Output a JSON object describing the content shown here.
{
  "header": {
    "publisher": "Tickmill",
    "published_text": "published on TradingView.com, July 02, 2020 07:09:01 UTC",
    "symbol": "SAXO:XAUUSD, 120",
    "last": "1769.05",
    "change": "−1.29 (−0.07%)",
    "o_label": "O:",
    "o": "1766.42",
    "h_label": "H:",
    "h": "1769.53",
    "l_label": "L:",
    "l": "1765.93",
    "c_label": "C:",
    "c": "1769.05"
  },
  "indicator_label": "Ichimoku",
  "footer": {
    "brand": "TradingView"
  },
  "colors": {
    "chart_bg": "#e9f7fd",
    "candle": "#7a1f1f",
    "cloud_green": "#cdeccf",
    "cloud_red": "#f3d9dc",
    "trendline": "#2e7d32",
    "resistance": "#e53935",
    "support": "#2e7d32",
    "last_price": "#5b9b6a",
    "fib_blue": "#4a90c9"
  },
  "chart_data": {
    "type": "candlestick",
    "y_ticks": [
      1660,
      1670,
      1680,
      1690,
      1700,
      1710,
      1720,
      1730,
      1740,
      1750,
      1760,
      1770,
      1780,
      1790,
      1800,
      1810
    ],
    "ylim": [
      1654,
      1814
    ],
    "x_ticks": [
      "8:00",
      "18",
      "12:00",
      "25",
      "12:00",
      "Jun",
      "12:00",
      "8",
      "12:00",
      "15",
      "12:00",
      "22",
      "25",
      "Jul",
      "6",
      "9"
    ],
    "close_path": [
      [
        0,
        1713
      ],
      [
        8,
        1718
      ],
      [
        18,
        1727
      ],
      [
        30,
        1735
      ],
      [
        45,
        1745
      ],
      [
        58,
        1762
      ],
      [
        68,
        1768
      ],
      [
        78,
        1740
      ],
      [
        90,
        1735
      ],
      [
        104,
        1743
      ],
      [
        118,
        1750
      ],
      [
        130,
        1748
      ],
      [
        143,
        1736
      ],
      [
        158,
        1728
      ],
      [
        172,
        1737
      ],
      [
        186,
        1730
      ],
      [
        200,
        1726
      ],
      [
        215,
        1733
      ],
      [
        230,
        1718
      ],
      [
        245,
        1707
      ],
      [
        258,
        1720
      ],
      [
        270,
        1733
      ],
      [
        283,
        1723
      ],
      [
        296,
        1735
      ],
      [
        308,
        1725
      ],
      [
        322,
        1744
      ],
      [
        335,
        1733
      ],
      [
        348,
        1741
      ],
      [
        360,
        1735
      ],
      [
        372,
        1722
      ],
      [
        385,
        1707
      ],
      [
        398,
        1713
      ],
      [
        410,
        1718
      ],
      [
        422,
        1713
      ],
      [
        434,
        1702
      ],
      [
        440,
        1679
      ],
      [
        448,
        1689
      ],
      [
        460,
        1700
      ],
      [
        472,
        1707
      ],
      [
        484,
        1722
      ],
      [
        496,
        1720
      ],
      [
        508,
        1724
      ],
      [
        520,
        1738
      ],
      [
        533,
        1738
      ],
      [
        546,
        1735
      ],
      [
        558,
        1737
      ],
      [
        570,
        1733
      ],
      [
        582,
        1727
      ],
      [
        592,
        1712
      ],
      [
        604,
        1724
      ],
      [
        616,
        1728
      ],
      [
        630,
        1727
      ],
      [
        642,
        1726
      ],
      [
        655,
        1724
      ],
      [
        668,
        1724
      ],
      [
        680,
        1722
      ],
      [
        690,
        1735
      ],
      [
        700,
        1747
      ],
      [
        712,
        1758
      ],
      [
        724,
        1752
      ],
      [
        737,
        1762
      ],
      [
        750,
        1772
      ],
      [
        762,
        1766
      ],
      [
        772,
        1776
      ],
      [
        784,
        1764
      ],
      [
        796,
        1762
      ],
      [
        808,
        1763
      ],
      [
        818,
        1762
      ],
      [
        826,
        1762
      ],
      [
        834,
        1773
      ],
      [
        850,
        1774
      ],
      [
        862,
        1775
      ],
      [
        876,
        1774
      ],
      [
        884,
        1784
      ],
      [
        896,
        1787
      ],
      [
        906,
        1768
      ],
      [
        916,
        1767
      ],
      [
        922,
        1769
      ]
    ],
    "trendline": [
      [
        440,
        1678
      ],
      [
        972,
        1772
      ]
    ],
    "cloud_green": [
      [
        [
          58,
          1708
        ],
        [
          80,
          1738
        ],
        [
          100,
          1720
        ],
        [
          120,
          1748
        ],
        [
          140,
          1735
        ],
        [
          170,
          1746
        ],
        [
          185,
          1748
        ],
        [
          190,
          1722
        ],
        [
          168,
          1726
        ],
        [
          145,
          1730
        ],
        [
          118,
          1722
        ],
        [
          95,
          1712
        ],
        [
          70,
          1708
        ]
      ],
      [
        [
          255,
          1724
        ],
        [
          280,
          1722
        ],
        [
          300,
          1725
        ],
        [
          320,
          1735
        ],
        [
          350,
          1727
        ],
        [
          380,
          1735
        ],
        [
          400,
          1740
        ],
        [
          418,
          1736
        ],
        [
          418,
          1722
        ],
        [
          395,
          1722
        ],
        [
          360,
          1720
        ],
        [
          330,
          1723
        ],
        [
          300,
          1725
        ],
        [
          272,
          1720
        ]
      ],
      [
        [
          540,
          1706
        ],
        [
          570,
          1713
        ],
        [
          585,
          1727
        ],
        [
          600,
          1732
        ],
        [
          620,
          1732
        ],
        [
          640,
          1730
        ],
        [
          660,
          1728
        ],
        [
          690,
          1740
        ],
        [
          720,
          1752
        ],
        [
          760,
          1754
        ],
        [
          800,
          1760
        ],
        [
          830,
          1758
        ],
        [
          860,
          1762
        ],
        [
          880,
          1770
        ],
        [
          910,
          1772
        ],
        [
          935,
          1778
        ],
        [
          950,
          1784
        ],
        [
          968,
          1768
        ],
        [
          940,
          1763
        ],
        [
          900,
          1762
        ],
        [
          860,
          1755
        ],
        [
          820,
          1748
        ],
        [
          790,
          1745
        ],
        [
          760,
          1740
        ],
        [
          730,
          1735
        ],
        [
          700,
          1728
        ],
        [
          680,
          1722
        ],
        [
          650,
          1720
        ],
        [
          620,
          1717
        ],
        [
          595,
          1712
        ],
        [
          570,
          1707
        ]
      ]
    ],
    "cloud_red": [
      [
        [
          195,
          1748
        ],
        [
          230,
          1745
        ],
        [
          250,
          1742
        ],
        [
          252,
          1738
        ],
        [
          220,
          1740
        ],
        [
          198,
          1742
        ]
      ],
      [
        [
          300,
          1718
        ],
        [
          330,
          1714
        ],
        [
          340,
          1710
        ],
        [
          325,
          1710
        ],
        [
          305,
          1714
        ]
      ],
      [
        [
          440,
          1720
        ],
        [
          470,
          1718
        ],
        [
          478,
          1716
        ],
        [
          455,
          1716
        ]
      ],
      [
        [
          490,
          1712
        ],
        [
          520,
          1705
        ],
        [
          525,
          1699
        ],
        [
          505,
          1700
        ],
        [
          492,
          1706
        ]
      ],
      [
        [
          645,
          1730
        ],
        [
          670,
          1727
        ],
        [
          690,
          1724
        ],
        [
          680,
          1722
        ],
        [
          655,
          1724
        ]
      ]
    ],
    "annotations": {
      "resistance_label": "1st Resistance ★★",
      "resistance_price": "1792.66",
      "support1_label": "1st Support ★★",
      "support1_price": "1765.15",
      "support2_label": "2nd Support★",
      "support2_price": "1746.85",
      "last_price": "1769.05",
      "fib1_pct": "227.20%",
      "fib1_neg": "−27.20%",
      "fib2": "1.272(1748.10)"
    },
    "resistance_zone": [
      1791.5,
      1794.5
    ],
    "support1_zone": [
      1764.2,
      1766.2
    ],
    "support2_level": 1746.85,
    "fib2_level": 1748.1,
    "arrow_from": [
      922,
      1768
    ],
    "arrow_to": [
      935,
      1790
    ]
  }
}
....
» SET TASK
Among the lines above, count those containing the word "TradingView" and give nothing but the result.

» SOLUTION
2